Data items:
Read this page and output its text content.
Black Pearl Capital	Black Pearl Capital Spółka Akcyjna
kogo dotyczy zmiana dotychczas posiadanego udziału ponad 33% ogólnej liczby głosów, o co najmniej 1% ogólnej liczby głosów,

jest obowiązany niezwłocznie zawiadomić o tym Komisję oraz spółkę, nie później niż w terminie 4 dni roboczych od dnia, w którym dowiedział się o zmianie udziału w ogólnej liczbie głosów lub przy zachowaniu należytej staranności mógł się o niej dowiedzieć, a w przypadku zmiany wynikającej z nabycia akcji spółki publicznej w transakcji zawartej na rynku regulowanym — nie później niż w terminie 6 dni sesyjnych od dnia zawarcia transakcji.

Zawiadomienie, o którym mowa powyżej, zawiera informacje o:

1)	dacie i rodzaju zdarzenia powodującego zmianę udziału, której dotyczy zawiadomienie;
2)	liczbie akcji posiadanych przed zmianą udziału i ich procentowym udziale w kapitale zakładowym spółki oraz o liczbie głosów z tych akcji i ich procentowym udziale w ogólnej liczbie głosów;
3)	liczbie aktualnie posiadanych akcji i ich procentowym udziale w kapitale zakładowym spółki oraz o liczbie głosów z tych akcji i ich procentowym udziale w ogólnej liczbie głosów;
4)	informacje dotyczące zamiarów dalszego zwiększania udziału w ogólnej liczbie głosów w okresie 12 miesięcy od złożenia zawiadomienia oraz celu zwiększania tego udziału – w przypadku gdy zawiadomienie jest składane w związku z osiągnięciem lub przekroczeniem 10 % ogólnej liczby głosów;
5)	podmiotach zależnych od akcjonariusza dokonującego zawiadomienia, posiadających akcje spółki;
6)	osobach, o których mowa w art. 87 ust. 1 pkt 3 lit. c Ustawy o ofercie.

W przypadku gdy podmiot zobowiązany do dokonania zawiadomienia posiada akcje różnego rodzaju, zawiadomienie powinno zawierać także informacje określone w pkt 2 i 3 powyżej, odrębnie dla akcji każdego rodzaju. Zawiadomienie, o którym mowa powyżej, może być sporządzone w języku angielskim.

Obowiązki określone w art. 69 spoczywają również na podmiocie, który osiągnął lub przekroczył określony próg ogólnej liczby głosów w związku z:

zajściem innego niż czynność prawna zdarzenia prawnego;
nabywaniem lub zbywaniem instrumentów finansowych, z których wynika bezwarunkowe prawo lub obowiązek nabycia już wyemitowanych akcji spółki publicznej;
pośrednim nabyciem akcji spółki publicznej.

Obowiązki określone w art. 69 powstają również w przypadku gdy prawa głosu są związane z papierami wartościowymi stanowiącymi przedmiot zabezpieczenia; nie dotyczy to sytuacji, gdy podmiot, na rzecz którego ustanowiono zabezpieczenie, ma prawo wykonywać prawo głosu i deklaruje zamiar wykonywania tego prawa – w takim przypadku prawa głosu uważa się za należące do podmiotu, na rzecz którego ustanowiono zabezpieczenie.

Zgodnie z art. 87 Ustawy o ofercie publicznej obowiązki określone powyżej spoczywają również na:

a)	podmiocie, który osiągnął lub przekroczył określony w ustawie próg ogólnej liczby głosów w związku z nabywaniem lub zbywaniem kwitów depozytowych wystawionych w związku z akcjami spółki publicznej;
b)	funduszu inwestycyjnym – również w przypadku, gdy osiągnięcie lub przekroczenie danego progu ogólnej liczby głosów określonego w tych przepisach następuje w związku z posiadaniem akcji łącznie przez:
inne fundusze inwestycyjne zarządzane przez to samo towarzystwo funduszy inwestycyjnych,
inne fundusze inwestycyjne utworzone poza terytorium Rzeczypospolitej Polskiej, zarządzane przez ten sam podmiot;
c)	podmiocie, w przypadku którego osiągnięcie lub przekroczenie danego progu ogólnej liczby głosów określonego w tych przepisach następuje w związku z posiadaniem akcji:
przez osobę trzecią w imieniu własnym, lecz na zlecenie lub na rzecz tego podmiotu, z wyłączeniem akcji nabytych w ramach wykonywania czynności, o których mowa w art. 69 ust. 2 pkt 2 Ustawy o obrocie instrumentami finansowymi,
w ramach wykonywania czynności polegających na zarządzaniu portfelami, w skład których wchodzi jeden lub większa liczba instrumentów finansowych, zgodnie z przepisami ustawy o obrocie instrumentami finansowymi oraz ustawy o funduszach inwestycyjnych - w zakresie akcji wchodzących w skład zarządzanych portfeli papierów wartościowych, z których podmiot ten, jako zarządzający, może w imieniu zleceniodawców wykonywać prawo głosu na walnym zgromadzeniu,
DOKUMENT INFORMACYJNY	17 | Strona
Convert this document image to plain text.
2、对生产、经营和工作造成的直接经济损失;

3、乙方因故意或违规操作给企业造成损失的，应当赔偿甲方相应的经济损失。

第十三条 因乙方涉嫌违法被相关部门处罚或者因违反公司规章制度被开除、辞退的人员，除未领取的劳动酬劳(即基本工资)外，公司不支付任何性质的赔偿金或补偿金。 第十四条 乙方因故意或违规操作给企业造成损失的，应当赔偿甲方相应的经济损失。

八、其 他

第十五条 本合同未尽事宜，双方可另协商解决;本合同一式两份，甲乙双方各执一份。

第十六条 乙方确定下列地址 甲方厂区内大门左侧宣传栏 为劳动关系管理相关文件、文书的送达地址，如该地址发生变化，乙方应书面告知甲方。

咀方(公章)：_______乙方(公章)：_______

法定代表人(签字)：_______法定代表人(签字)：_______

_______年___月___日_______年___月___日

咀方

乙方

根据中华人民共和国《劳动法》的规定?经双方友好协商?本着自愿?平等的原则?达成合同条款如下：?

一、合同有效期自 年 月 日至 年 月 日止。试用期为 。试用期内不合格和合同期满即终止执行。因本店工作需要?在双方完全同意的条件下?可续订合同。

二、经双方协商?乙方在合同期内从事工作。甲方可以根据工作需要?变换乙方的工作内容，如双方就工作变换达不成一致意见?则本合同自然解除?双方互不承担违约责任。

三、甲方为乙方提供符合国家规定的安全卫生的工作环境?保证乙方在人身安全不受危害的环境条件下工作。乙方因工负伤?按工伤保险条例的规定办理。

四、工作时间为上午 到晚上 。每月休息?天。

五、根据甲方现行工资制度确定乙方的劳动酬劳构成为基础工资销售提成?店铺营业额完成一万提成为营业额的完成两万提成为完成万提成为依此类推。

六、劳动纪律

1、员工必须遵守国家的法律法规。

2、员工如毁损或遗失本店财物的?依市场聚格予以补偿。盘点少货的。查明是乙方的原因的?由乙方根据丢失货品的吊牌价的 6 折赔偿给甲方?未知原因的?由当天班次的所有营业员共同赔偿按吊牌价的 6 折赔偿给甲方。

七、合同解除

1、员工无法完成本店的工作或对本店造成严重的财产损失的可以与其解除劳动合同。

WHAT THE TASK REQUIRES: Give back all the data exactly as written.

FINISHED ANSWER:
Read this page and output its text content.
Black Pearl Capital	Black Pearl Capital Spółka Akcyjna
kogo dotyczy zmiana dotychczas posiadanego udziału ponad 33% ogólnej liczby głosów, o co najmniej 1% ogólnej liczby głosów,

jest obowiązany niezwłocznie zawiadomić o tym Komisję oraz spółkę, nie później niż w terminie 4 dni roboczych od dnia, w którym dowiedział się o zmianie udziału w ogólnej liczbie głosów lub przy zachowaniu należytej staranności mógł się o niej dowiedzieć, a w przypadku zmiany wynikającej z nabycia akcji spółki publicznej w transakcji zawartej na rynku regulowanym — nie później niż w terminie 6 dni sesyjnych od dnia zawarcia transakcji.

Zawiadomienie, o którym mowa powyżej, zawiera informacje o:

1)	dacie i rodzaju zdarzenia powodującego zmianę udziału, której dotyczy zawiadomienie;
2)	liczbie akcji posiadanych przed zmianą udziału i ich procentowym udziale w kapitale zakładowym spółki oraz o liczbie głosów z tych akcji i ich procentowym udziale w ogólnej liczbie głosów;
3)	liczbie aktualnie posiadanych akcji i ich procentowym udziale w kapitale zakładowym spółki oraz o liczbie głosów z tych akcji i ich procentowym udziale w ogólnej liczbie głosów;
4)	informacje dotyczące zamiarów dalszego zwiększania udziału w ogólnej liczbie głosów w okresie 12 miesięcy od złożenia zawiadomienia oraz celu zwiększania tego udziału – w przypadku gdy zawiadomienie jest składane w związku z osiągnięciem lub przekroczeniem 10 % ogólnej liczby głosów;
5)	podmiotach zależnych od akcjonariusza dokonującego zawiadomienia, posiadających akcje spółki;
6)	osobach, o których mowa w art. 87 ust. 1 pkt 3 lit. c Ustawy o ofercie.

W przypadku gdy podmiot zobowiązany do dokonania zawiadomienia posiada akcje różnego rodzaju, zawiadomienie powinno zawierać także informacje określone w pkt 2 i 3 powyżej, odrębnie dla akcji każdego rodzaju. Zawiadomienie, o którym mowa powyżej, może być sporządzone w języku angielskim.

Obowiązki określone w art. 69 spoczywają również na podmiocie, który osiągnął lub przekroczył określony próg ogólnej liczby głosów w związku z:

zajściem innego niż czynność prawna zdarzenia prawnego;
nabywaniem lub zbywaniem instrumentów finansowych, z których wynika bezwarunkowe prawo lub obowiązek nabycia już wyemitowanych akcji spółki publicznej;
pośrednim nabyciem akcji spółki publicznej.

Obowiązki określone w art. 69 powstają również w przypadku gdy prawa głosu są związane z papierami wartościowymi stanowiącymi przedmiot zabezpieczenia; nie dotyczy to sytuacji, gdy podmiot, na rzecz którego ustanowiono zabezpieczenie, ma prawo wykonywać prawo głosu i deklaruje zamiar wykonywania tego prawa – w takim przypadku prawa głosu uważa się za należące do podmiotu, na rzecz którego ustanowiono zabezpieczenie.

Zgodnie z art. 87 Ustawy o ofercie publicznej obowiązki określone powyżej spoczywają również na:

a)	podmiocie, który osiągnął lub przekroczył określony w ustawie próg ogólnej liczby głosów w związku z nabywaniem lub zbywaniem kwitów depozytowych wystawionych w związku z akcjami spółki publicznej;
b)	funduszu inwestycyjnym – również w przypadku, gdy osiągnięcie lub przekroczenie danego progu ogólnej liczby głosów określonego w tych przepisach następuje w związku z posiadaniem akcji łącznie przez:
inne fundusze inwestycyjne zarządzane przez to samo towarzystwo funduszy inwestycyjnych,
inne fundusze inwestycyjne utworzone poza terytorium Rzeczypospolitej Polskiej, zarządzane przez ten sam podmiot;
c)	podmiocie, w przypadku którego osiągnięcie lub przekroczenie danego progu ogólnej liczby głosów określonego w tych przepisach następuje w związku z posiadaniem akcji:
przez osobę trzecią w imieniu własnym, lecz na zlecenie lub na rzecz tego podmiotu, z wyłączeniem akcji nabytych w ramach wykonywania czynności, o których mowa w art. 69 ust. 2 pkt 2 Ustawy o obrocie instrumentami finansowymi,
w ramach wykonywania czynności polegających na zarządzaniu portfelami, w skład których wchodzi jeden lub większa liczba instrumentów finansowych, zgodnie z przepisami ustawy o obrocie instrumentami finansowymi oraz ustawy o funduszach inwestycyjnych - w zakresie akcji wchodzących w skład zarządzanych portfeli papierów wartościowych, z których podmiot ten, jako zarządzający, może w imieniu zleceniodawców wykonywać prawo głosu na walnym zgromadzeniu,
DOKUMENT INFORMACYJNY	17 | Strona
Convert this document image to plain text.
2、对生产、经营和工作造成的直接经济损失;

3、乙方因故意或违规操作给企业造成损失的，应当赔偿甲方相应的经济损失。

第十三条 因乙方涉嫌违法被相关部门处罚或者因违反公司规章制度被开除、辞退的人员，除未领取的劳动酬劳(即基本工资)外，公司不支付任何性质的赔偿金或补偿金。 第十四条 乙方因故意或违规操作给企业造成损失的，应当赔偿甲方相应的经济损失。

八、其 他

第十五条 本合同未尽事宜，双方可另协商解决;本合同一式两份，甲乙双方各执一份。

第十六条 乙方确定下列地址 甲方厂区内大门左侧宣传栏 为劳动关系管理相关文件、文书的送达地址，如该地址发生变化，乙方应书面告知甲方。

咀方(公章)：_______乙方(公章)：_______

法定代表人(签字)：_______法定代表人(签字)：_______

_______年___月___日_______年___月___日

咀方

乙方

根据中华人民共和国《劳动法》的规定?经双方友好协商?本着自愿?平等的原则?达成合同条款如下：?

一、合同有效期自 年 月 日至 年 月 日止。试用期为 。试用期内不合格和合同期满即终止执行。因本店工作需要?在双方完全同意的条件下?可续订合同。

二、经双方协商?乙方在合同期内从事工作。甲方可以根据工作需要?变换乙方的工作内容，如双方就工作变换达不成一致意见?则本合同自然解除?双方互不承担违约责任。

三、甲方为乙方提供符合国家规定的安全卫生的工作环境?保证乙方在人身安全不受危害的环境条件下工作。乙方因工负伤?按工伤保险条例的规定办理。

四、工作时间为上午 到晚上 。每月休息?天。

五、根据甲方现行工资制度确定乙方的劳动酬劳构成为基础工资销售提成?店铺营业额完成一万提成为营业额的完成两万提成为完成万提成为依此类推。

六、劳动纪律

1、员工必须遵守国家的法律法规。

2、员工如毁损或遗失本店财物的?依市场聚格予以补偿。盘点少货的。查明是乙方的原因的?由乙方根据丢失货品的吊牌价的 6 折赔偿给甲方?未知原因的?由当天班次的所有营业员共同赔偿按吊牌价的 6 折赔偿给甲方。

七、合同解除

1、员工无法完成本店的工作或对本店造成严重的财产损失的可以与其解除劳动合同。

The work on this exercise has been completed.